AIM OF THE TASK: Keep only the lines of the listing that include the word "color", and copy them.

(Data entries for graphics)
=-=-=

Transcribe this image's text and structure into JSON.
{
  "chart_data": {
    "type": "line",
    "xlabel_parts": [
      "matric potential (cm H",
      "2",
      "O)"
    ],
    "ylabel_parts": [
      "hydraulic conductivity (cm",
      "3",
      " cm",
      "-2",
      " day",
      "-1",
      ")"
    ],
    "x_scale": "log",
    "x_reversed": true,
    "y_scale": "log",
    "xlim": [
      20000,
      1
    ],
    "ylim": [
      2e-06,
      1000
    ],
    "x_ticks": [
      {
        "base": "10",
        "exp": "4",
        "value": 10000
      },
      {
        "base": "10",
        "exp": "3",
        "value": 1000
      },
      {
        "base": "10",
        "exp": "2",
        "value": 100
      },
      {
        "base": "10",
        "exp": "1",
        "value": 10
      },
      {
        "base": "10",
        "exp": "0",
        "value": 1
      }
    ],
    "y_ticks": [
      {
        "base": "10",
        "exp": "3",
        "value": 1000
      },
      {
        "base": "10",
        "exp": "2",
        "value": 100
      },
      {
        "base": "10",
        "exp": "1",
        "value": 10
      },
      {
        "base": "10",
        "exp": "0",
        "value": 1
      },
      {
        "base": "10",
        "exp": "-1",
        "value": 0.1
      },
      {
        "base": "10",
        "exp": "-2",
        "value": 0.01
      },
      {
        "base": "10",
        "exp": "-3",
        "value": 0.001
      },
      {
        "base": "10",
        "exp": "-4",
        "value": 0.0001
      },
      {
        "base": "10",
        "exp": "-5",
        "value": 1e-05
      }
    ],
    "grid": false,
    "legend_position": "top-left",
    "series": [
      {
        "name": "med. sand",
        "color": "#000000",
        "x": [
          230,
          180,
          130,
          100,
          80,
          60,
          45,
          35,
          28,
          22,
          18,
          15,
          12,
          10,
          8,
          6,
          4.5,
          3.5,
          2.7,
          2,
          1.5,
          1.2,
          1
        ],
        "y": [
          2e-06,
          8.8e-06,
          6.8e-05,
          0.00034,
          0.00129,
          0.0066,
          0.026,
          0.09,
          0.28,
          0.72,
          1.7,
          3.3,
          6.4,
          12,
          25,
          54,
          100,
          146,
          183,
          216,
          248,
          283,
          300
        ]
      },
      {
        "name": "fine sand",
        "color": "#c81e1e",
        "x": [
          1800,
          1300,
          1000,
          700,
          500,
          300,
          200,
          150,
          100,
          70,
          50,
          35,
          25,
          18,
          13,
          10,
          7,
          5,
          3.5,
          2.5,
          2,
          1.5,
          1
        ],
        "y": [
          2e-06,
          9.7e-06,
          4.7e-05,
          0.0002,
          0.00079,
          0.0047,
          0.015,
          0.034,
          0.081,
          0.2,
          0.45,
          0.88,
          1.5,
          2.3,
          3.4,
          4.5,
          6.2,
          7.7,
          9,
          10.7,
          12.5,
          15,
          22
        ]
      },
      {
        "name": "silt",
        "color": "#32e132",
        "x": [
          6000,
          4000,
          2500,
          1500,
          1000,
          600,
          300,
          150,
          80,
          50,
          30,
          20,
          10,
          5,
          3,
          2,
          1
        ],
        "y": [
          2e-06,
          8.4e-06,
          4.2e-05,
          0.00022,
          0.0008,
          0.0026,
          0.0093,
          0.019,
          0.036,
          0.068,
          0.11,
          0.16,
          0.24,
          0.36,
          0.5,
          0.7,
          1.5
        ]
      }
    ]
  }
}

=-=-=

SOLVED EXERCISE:
        "color": "#000000",
        "color": "#c81e1e",
        "color": "#32e132",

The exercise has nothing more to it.